BEGIN RECORDS SUPPLIED

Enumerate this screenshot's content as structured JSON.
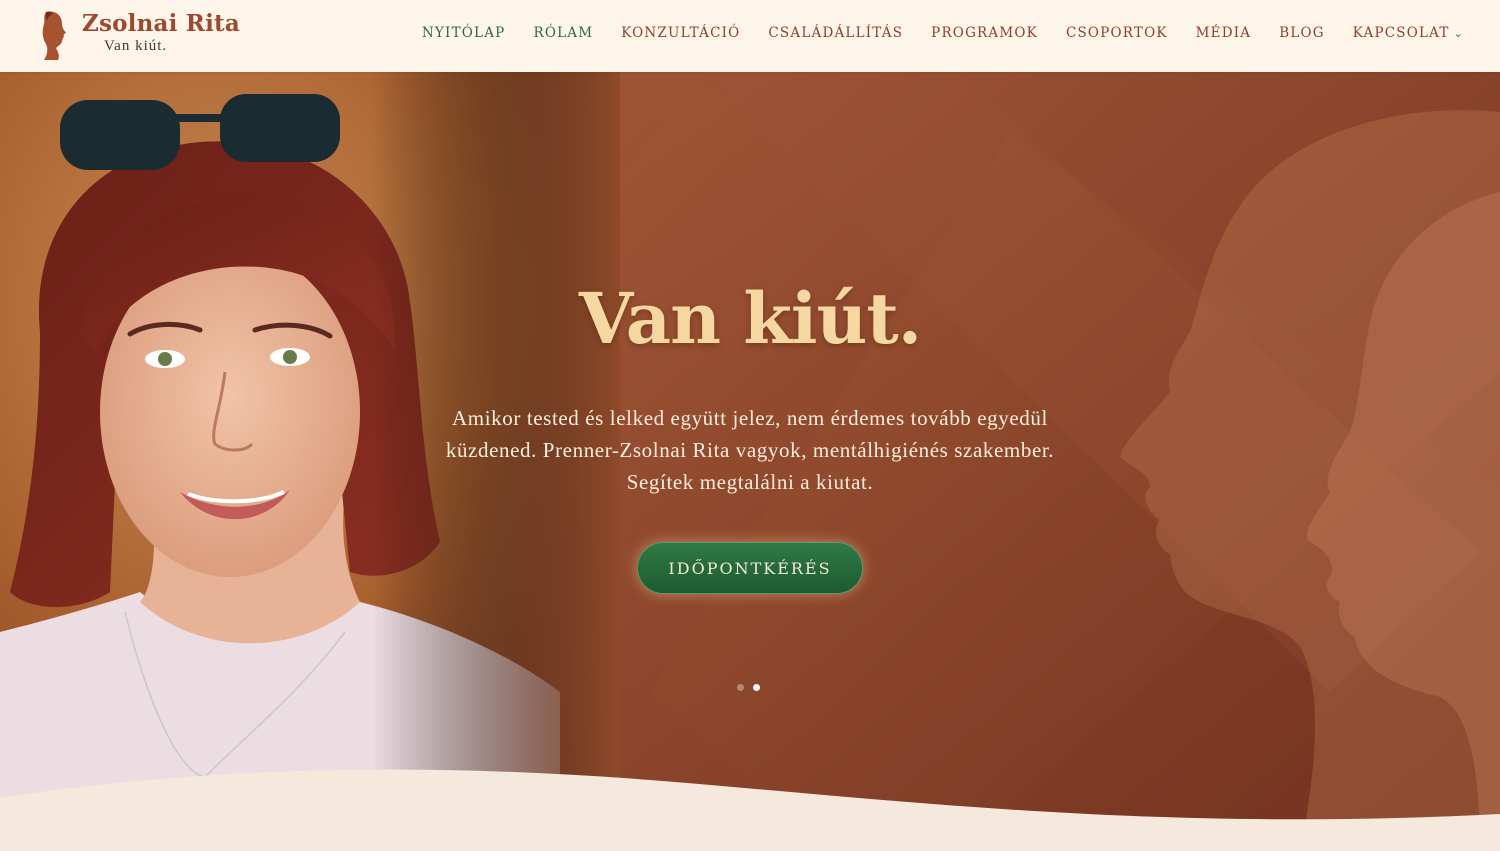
{
  "brand": {
    "title": "Zsolnai Rita",
    "tagline": "Van kiút."
  },
  "nav": {
    "items": [
      {
        "label": "NYITÓLAP"
      },
      {
        "label": "RÓLAM"
      },
      {
        "label": "KONZULTÁCIÓ"
      },
      {
        "label": "CSALÁDÁLLÍTÁS"
      },
      {
        "label": "PROGRAMOK"
      },
      {
        "label": "CSOPORTOK"
      },
      {
        "label": "MÉDIA"
      },
      {
        "label": "BLOG"
      },
      {
        "label": "KAPCSOLAT"
      }
    ]
  },
  "hero": {
    "title": "Van kiút.",
    "text": "Amikor tested és lelked együtt jelez, nem érdemes tovább egyedül küzdened. Prenner-Zsolnai Rita vagyok, mentálhigiénés szakember. Segítek megtalálni a kiutat.",
    "cta_label": "IDŐPONTKÉRÉS",
    "slider": {
      "total": 2,
      "active": 2
    }
  },
  "colors": {
    "accent": "#9b4a2f",
    "nav_active": "#2e6b3c",
    "hero_bg": "#8f4a2a",
    "title": "#f4d7a1",
    "cta": "#2f7a44",
    "wave": "#f5e9de"
  }
}
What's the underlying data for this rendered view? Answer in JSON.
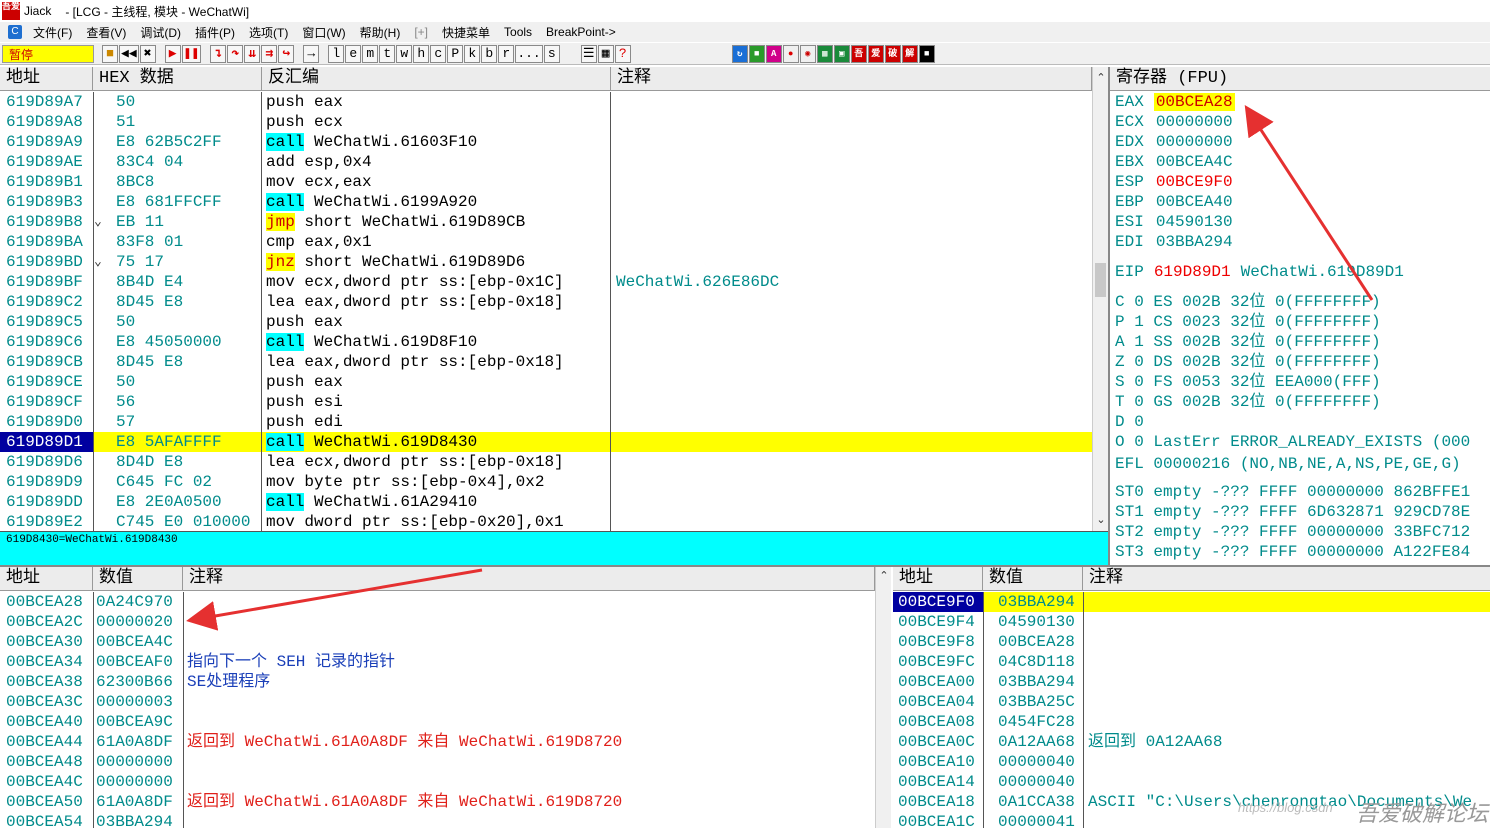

END RECORDS SUPPLIED

- [STATED EXERCISE]:
Make a word-for-word copy of the entries, without any pictures.

- [FINISHED EXERCISE]:
Enumerate this screenshot's content as structured JSON.
{
  "brand": {
    "title": "Zsolnai Rita",
    "tagline": "Van kiút."
  },
  "nav": {
    "items": [
      {
        "label": "NYITÓLAP"
      },
      {
        "label": "RÓLAM"
      },
      {
        "label": "KONZULTÁCIÓ"
      },
      {
        "label": "CSALÁDÁLLÍTÁS"
      },
      {
        "label": "PROGRAMOK"
      },
      {
        "label": "CSOPORTOK"
      },
      {
        "label": "MÉDIA"
      },
      {
        "label": "BLOG"
      },
      {
        "label": "KAPCSOLAT"
      }
    ]
  },
  "hero": {
    "title": "Van kiút.",
    "text": "Amikor tested és lelked együtt jelez, nem érdemes tovább egyedül küzdened. Prenner-Zsolnai Rita vagyok, mentálhigiénés szakember. Segítek megtalálni a kiutat.",
    "cta_label": "IDŐPONTKÉRÉS",
    "slider": {
      "total": 2,
      "active": 2
    }
  },
  "colors": {
    "accent": "#9b4a2f",
    "nav_active": "#2e6b3c",
    "hero_bg": "#8f4a2a",
    "title": "#f4d7a1",
    "cta": "#2f7a44",
    "wave": "#f5e9de"
  }
}
What's the underlying data for this rendered view? Answer in JSON.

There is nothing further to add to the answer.